## INSTRUCTION
Every line of the material that follows must be printed again exactly.

BEGIN SUPPLIED MATERIAL

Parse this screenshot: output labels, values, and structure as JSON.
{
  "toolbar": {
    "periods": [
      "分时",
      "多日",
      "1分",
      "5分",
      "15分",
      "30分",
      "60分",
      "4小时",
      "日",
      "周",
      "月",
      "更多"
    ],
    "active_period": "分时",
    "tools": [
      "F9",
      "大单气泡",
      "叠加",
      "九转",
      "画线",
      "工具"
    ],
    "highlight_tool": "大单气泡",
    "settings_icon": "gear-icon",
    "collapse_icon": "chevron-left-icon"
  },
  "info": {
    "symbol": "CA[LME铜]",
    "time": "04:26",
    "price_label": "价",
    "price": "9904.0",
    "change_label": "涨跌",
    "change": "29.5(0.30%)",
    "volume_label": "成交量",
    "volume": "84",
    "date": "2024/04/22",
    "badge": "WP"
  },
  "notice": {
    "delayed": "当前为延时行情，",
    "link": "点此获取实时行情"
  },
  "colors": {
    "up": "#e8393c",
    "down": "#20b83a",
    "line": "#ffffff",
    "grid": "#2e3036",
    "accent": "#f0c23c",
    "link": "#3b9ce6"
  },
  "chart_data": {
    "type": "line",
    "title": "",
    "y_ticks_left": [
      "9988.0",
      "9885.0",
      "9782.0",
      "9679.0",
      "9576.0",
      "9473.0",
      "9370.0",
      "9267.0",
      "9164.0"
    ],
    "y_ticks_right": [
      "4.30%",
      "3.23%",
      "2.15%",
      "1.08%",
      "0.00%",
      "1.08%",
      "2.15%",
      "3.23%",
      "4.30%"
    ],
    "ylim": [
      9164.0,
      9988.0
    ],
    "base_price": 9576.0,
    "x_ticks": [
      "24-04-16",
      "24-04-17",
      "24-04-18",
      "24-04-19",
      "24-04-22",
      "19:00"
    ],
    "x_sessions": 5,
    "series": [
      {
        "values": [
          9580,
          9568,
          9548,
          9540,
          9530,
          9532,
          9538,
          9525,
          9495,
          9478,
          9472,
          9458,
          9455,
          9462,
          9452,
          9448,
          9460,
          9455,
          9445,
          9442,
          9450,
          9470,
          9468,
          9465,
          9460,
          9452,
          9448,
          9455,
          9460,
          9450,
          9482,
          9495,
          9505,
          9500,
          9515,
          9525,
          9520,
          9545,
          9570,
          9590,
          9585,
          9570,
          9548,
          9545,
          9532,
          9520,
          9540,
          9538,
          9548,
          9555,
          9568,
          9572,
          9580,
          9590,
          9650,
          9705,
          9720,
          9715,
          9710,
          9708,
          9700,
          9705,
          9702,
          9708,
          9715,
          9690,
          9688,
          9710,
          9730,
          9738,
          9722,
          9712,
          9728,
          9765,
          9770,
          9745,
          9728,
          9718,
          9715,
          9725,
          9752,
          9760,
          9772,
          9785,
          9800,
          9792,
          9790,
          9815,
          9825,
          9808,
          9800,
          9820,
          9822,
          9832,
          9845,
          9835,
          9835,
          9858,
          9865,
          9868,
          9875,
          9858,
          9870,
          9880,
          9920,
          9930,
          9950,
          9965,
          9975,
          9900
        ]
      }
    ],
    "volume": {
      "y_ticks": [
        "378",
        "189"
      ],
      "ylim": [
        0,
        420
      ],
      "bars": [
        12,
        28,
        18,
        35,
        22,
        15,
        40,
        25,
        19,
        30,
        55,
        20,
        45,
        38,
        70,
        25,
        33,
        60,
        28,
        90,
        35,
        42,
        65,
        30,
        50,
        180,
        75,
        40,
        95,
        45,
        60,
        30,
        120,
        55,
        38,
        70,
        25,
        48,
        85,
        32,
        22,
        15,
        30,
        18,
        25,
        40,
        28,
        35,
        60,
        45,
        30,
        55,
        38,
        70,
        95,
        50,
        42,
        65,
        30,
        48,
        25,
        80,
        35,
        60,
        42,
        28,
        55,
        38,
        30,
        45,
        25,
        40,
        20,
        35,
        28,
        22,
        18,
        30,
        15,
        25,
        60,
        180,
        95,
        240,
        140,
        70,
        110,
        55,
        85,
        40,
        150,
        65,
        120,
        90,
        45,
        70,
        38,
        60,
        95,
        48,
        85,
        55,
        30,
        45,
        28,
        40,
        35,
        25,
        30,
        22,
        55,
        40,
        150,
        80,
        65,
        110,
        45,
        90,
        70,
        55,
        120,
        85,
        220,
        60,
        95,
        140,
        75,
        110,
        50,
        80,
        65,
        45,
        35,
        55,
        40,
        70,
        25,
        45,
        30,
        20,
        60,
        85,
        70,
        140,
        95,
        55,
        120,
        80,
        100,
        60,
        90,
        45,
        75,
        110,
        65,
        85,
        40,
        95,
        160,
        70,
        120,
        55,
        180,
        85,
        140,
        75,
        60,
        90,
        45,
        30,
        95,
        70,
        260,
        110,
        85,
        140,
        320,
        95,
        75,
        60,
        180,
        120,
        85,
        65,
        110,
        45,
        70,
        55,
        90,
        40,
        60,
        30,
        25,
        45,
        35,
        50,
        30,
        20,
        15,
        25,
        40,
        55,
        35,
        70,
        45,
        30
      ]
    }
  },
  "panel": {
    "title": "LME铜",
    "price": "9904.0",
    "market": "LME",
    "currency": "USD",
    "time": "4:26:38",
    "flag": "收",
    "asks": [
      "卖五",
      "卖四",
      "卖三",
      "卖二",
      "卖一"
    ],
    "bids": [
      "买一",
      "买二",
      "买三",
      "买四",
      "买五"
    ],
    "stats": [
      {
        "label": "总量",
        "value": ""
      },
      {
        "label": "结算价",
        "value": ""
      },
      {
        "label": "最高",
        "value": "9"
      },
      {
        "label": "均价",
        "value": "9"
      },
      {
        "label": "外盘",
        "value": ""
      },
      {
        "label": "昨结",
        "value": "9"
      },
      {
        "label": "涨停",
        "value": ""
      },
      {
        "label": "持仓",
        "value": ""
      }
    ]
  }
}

END SUPPLIED MATERIAL

## PROBLEM SOLUTION
Parse this screenshot: output labels, values, and structure as JSON.
{
  "toolbar": {
    "periods": [
      "分时",
      "多日",
      "1分",
      "5分",
      "15分",
      "30分",
      "60分",
      "4小时",
      "日",
      "周",
      "月",
      "更多"
    ],
    "active_period": "分时",
    "tools": [
      "F9",
      "大单气泡",
      "叠加",
      "九转",
      "画线",
      "工具"
    ],
    "highlight_tool": "大单气泡",
    "settings_icon": "gear-icon",
    "collapse_icon": "chevron-left-icon"
  },
  "info": {
    "symbol": "CA[LME铜]",
    "time": "04:26",
    "price_label": "价",
    "price": "9904.0",
    "change_label": "涨跌",
    "change": "29.5(0.30%)",
    "volume_label": "成交量",
    "volume": "84",
    "date": "2024/04/22",
    "badge": "WP"
  },
  "notice": {
    "delayed": "当前为延时行情，",
    "link": "点此获取实时行情"
  },
  "colors": {
    "up": "#e8393c",
    "down": "#20b83a",
    "line": "#ffffff",
    "grid": "#2e3036",
    "accent": "#f0c23c",
    "link": "#3b9ce6"
  },
  "chart_data": {
    "type": "line",
    "title": "",
    "y_ticks_left": [
      "9988.0",
      "9885.0",
      "9782.0",
      "9679.0",
      "9576.0",
      "9473.0",
      "9370.0",
      "9267.0",
      "9164.0"
    ],
    "y_ticks_right": [
      "4.30%",
      "3.23%",
      "2.15%",
      "1.08%",
      "0.00%",
      "1.08%",
      "2.15%",
      "3.23%",
      "4.30%"
    ],
    "ylim": [
      9164.0,
      9988.0
    ],
    "base_price": 9576.0,
    "x_ticks": [
      "24-04-16",
      "24-04-17",
      "24-04-18",
      "24-04-19",
      "24-04-22",
      "19:00"
    ],
    "x_sessions": 5,
    "series": [
      {
        "values": [
          9580,
          9568,
          9548,
          9540,
          9530,
          9532,
          9538,
          9525,
          9495,
          9478,
          9472,
          9458,
          9455,
          9462,
          9452,
          9448,
          9460,
          9455,
          9445,
          9442,
          9450,
          9470,
          9468,
          9465,
          9460,
          9452,
          9448,
          9455,
          9460,
          9450,
          9482,
          9495,
          9505,
          9500,
          9515,
          9525,
          9520,
          9545,
          9570,
          9590,
          9585,
          9570,
          9548,
          9545,
          9532,
          9520,
          9540,
          9538,
          9548,
          9555,
          9568,
          9572,
          9580,
          9590,
          9650,
          9705,
          9720,
          9715,
          9710,
          9708,
          9700,
          9705,
          9702,
          9708,
          9715,
          9690,
          9688,
          9710,
          9730,
          9738,
          9722,
          9712,
          9728,
          9765,
          9770,
          9745,
          9728,
          9718,
          9715,
          9725,
          9752,
          9760,
          9772,
          9785,
          9800,
          9792,
          9790,
          9815,
          9825,
          9808,
          9800,
          9820,
          9822,
          9832,
          9845,
          9835,
          9835,
          9858,
          9865,
          9868,
          9875,
          9858,
          9870,
          9880,
          9920,
          9930,
          9950,
          9965,
          9975,
          9900
        ]
      }
    ],
    "volume": {
      "y_ticks": [
        "378",
        "189"
      ],
      "ylim": [
        0,
        420
      ],
      "bars": [
        12,
        28,
        18,
        35,
        22,
        15,
        40,
        25,
        19,
        30,
        55,
        20,
        45,
        38,
        70,
        25,
        33,
        60,
        28,
        90,
        35,
        42,
        65,
        30,
        50,
        180,
        75,
        40,
        95,
        45,
        60,
        30,
        120,
        55,
        38,
        70,
        25,
        48,
        85,
        32,
        22,
        15,
        30,
        18,
        25,
        40,
        28,
        35,
        60,
        45,
        30,
        55,
        38,
        70,
        95,
        50,
        42,
        65,
        30,
        48,
        25,
        80,
        35,
        60,
        42,
        28,
        55,
        38,
        30,
        45,
        25,
        40,
        20,
        35,
        28,
        22,
        18,
        30,
        15,
        25,
        60,
        180,
        95,
        240,
        140,
        70,
        110,
        55,
        85,
        40,
        150,
        65,
        120,
        90,
        45,
        70,
        38,
        60,
        95,
        48,
        85,
        55,
        30,
        45,
        28,
        40,
        35,
        25,
        30,
        22,
        55,
        40,
        150,
        80,
        65,
        110,
        45,
        90,
        70,
        55,
        120,
        85,
        220,
        60,
        95,
        140,
        75,
        110,
        50,
        80,
        65,
        45,
        35,
        55,
        40,
        70,
        25,
        45,
        30,
        20,
        60,
        85,
        70,
        140,
        95,
        55,
        120,
        80,
        100,
        60,
        90,
        45,
        75,
        110,
        65,
        85,
        40,
        95,
        160,
        70,
        120,
        55,
        180,
        85,
        140,
        75,
        60,
        90,
        45,
        30,
        95,
        70,
        260,
        110,
        85,
        140,
        320,
        95,
        75,
        60,
        180,
        120,
        85,
        65,
        110,
        45,
        70,
        55,
        90,
        40,
        60,
        30,
        25,
        45,
        35,
        50,
        30,
        20,
        15,
        25,
        40,
        55,
        35,
        70,
        45,
        30
      ]
    }
  },
  "panel": {
    "title": "LME铜",
    "price": "9904.0",
    "market": "LME",
    "currency": "USD",
    "time": "4:26:38",
    "flag": "收",
    "asks": [
      "卖五",
      "卖四",
      "卖三",
      "卖二",
      "卖一"
    ],
    "bids": [
      "买一",
      "买二",
      "买三",
      "买四",
      "买五"
    ],
    "stats": [
      {
        "label": "总量",
        "value": ""
      },
      {
        "label": "结算价",
        "value": ""
      },
      {
        "label": "最高",
        "value": "9"
      },
      {
        "label": "均价",
        "value": "9"
      },
      {
        "label": "外盘",
        "value": ""
      },
      {
        "label": "昨结",
        "value": "9"
      },
      {
        "label": "涨停",
        "value": ""
      },
      {
        "label": "持仓",
        "value": ""
      }
    ]
  }
}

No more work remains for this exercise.